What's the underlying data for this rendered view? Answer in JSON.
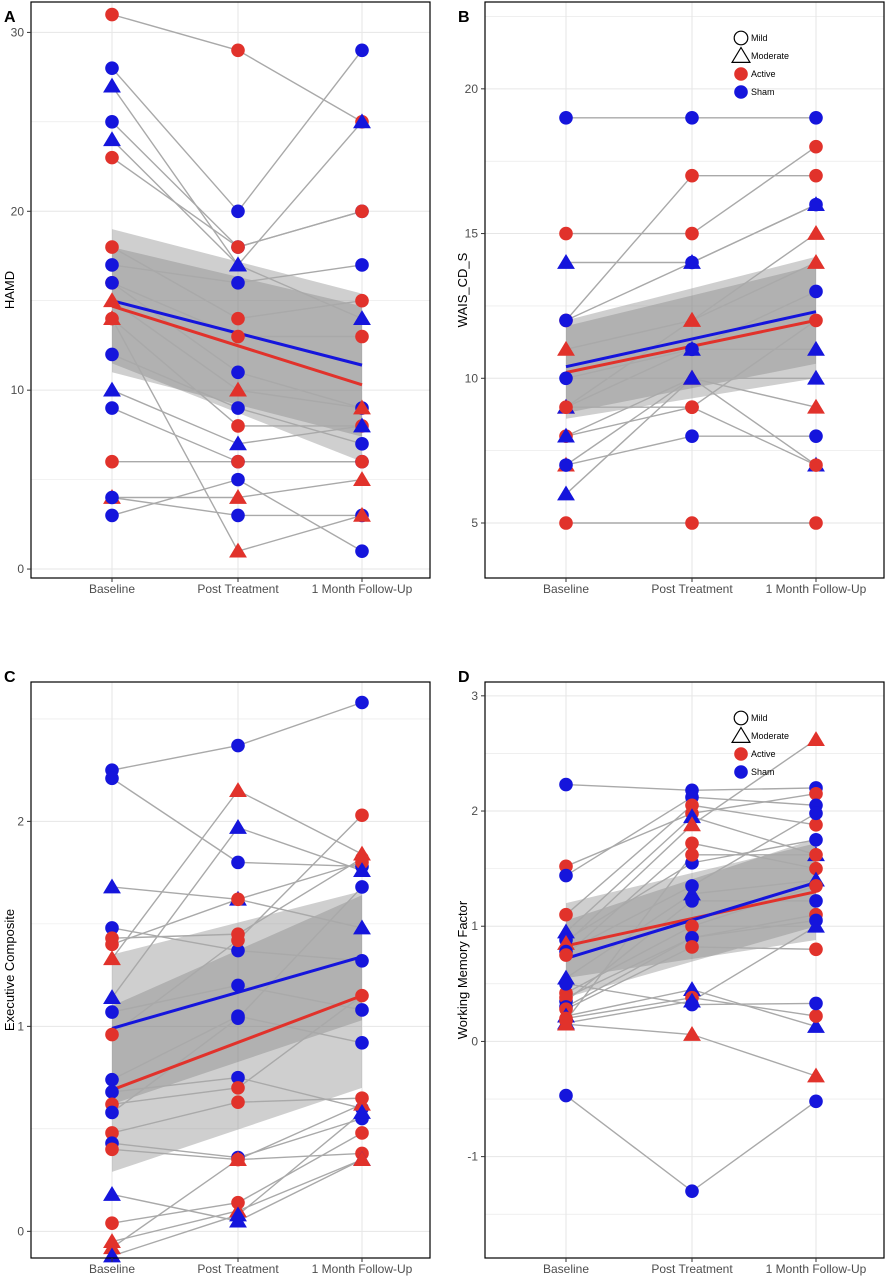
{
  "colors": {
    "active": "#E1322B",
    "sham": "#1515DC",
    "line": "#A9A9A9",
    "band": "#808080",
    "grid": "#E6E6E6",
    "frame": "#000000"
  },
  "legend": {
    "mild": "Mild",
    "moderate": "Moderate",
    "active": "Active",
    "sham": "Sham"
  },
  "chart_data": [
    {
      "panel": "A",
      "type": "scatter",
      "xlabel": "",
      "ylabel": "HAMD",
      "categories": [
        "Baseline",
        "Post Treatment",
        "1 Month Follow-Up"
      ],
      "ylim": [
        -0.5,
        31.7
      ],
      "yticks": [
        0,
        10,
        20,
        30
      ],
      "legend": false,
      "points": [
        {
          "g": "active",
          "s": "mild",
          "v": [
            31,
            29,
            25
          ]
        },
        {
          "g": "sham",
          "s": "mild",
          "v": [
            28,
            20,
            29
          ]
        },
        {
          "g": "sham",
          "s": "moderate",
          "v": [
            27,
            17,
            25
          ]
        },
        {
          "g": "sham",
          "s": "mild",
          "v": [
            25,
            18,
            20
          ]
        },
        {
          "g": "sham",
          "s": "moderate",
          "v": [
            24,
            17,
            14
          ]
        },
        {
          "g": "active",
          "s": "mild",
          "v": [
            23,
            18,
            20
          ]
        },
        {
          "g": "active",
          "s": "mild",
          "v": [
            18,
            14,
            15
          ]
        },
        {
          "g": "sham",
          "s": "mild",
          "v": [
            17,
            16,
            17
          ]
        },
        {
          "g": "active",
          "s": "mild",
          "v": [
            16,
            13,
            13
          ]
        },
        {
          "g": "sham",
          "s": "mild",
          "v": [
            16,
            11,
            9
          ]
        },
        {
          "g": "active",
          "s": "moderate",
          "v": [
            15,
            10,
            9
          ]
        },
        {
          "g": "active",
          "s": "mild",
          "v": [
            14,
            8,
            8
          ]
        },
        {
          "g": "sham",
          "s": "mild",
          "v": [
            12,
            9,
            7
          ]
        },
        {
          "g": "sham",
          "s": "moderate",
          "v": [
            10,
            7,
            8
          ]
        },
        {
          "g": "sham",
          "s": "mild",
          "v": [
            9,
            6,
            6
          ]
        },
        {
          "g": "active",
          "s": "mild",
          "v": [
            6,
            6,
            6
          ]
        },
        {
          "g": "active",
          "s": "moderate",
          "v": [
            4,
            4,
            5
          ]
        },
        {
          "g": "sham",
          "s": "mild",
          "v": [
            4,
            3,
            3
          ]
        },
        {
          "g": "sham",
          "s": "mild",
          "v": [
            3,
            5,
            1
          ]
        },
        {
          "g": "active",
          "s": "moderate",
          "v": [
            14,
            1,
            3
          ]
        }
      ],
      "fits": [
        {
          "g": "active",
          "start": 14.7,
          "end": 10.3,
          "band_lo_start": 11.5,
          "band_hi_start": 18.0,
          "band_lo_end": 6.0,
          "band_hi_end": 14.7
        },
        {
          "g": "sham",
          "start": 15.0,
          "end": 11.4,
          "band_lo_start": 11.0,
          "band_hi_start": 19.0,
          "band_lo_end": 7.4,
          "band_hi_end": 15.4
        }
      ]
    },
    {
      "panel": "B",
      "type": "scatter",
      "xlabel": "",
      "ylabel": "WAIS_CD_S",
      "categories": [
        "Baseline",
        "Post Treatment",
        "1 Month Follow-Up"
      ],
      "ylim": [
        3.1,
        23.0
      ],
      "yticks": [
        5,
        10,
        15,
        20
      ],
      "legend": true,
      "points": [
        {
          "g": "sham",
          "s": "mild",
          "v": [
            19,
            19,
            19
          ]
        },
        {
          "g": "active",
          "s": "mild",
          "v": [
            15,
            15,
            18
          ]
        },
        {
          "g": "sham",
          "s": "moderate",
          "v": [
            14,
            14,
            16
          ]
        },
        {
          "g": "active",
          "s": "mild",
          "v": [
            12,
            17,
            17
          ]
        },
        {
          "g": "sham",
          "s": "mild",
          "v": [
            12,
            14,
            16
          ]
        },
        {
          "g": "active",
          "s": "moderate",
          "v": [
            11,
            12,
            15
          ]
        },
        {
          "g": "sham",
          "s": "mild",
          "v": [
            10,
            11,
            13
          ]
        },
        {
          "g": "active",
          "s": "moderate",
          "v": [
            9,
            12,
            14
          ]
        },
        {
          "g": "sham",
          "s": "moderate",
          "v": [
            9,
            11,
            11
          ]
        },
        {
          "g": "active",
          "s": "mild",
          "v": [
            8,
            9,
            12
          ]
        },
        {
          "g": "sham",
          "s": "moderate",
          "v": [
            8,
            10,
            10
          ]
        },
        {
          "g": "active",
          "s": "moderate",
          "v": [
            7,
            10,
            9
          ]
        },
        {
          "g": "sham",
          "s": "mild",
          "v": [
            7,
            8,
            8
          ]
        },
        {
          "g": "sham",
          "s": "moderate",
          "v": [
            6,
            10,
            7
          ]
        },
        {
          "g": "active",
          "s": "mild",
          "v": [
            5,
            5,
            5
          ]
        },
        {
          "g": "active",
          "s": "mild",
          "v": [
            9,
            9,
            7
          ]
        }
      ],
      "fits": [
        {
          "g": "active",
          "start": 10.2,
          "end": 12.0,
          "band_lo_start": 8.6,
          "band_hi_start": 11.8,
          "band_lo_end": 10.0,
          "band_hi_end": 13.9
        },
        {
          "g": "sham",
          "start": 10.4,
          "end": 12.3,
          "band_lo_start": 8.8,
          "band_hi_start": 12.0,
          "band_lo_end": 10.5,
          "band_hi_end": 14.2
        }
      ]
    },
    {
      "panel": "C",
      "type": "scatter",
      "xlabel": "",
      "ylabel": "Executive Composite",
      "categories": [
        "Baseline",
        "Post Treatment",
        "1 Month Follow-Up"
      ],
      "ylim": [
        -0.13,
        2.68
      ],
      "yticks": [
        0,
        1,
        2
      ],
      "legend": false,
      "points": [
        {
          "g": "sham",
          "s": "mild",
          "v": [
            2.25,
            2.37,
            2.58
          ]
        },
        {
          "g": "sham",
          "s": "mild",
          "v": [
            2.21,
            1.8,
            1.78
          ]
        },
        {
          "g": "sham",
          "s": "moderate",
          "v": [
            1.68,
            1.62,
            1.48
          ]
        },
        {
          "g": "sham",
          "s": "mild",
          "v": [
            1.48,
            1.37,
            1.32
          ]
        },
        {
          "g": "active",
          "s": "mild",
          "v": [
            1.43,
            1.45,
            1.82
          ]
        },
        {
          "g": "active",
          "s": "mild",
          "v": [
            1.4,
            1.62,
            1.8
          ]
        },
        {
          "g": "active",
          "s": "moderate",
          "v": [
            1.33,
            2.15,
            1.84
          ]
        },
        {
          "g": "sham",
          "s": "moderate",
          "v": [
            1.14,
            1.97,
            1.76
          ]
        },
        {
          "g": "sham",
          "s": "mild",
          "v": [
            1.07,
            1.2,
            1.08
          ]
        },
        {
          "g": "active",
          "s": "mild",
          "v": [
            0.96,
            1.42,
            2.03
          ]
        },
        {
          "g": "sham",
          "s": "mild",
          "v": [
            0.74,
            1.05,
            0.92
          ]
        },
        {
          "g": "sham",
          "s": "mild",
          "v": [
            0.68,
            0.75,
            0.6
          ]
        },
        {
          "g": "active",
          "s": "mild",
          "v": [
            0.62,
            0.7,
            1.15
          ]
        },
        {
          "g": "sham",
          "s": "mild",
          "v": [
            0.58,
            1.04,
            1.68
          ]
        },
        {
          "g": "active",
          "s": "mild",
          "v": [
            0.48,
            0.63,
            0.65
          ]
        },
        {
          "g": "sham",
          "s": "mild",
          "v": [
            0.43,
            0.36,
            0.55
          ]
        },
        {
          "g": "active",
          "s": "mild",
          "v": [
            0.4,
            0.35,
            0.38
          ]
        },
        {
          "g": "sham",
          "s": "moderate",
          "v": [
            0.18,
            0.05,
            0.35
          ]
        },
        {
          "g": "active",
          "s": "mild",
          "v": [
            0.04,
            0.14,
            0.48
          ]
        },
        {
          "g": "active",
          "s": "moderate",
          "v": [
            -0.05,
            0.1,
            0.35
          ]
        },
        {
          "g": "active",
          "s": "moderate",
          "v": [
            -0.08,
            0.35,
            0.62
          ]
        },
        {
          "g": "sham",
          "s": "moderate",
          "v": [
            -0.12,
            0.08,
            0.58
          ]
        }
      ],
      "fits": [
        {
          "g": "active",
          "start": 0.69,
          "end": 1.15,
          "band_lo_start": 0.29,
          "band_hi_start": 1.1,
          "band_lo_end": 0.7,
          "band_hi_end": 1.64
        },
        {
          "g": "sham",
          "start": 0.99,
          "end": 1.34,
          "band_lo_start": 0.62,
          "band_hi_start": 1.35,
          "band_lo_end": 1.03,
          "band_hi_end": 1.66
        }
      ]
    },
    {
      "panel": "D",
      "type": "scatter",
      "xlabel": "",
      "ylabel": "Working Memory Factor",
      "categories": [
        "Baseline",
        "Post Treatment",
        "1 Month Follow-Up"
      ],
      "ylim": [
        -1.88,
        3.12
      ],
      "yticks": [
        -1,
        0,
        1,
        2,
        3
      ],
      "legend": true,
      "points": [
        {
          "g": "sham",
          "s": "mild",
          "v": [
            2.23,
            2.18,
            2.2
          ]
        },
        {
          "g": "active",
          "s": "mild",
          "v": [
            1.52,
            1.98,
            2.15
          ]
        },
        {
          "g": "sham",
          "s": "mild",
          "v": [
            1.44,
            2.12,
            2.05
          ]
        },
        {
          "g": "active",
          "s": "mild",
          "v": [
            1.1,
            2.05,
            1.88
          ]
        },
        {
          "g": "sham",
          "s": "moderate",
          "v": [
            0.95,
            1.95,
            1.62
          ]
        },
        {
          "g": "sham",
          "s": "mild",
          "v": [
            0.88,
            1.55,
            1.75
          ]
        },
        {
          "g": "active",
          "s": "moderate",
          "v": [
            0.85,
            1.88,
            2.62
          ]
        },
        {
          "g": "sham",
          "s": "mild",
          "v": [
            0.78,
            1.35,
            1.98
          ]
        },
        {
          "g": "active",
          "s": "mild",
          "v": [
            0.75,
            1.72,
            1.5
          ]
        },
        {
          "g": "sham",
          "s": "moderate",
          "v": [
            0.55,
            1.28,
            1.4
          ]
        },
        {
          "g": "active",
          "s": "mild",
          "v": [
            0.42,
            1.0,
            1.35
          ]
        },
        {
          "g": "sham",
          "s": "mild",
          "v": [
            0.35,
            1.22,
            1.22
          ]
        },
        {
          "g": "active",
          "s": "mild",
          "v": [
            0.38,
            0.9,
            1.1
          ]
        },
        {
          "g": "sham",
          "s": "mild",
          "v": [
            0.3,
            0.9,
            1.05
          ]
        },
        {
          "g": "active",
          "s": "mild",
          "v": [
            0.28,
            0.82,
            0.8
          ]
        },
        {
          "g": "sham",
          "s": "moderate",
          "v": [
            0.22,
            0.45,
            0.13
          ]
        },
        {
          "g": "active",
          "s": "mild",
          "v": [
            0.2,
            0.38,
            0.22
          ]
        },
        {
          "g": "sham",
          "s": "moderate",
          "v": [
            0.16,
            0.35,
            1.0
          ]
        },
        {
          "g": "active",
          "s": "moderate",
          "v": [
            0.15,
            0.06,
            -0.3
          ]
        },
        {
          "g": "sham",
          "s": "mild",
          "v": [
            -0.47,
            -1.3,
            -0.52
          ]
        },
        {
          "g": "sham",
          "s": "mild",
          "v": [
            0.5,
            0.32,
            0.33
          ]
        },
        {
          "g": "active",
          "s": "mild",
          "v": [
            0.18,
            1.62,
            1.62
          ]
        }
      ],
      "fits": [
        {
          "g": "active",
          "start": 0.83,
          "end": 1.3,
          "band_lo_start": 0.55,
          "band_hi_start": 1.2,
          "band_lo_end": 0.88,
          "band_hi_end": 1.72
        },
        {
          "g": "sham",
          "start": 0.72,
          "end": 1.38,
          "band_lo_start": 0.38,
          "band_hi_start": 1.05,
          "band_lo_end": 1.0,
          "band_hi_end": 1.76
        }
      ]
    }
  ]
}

+-------+

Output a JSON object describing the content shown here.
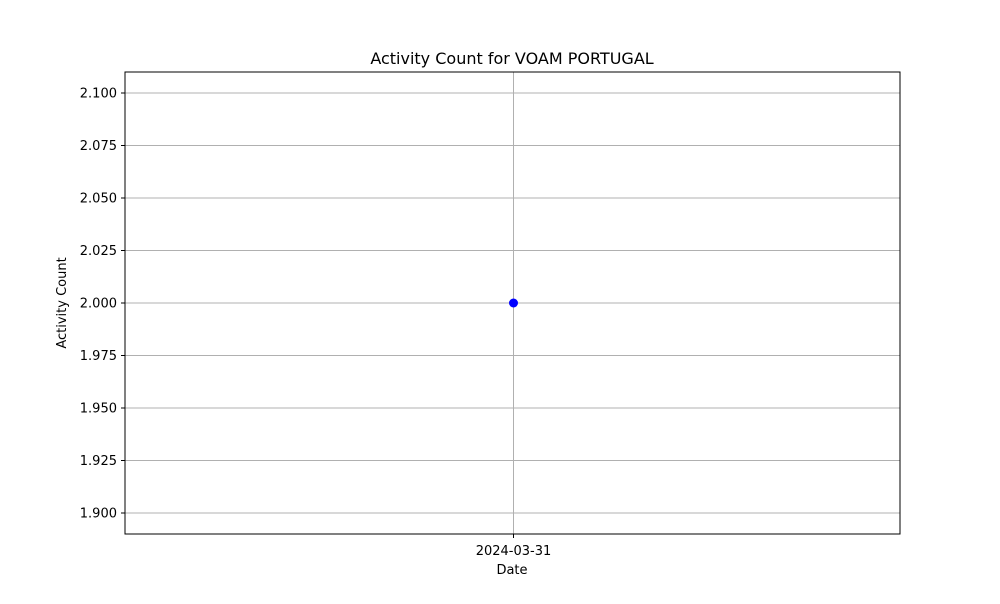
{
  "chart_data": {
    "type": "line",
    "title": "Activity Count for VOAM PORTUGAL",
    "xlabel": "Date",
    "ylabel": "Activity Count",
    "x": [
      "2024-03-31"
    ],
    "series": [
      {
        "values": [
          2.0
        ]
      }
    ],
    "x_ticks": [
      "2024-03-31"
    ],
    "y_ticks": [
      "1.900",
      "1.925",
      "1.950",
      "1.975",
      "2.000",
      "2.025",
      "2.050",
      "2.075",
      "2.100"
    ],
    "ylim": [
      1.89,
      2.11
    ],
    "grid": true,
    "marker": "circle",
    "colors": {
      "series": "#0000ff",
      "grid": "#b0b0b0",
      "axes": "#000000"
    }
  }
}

+-------+

From the material, report only how many lines include the word "ylabel".

5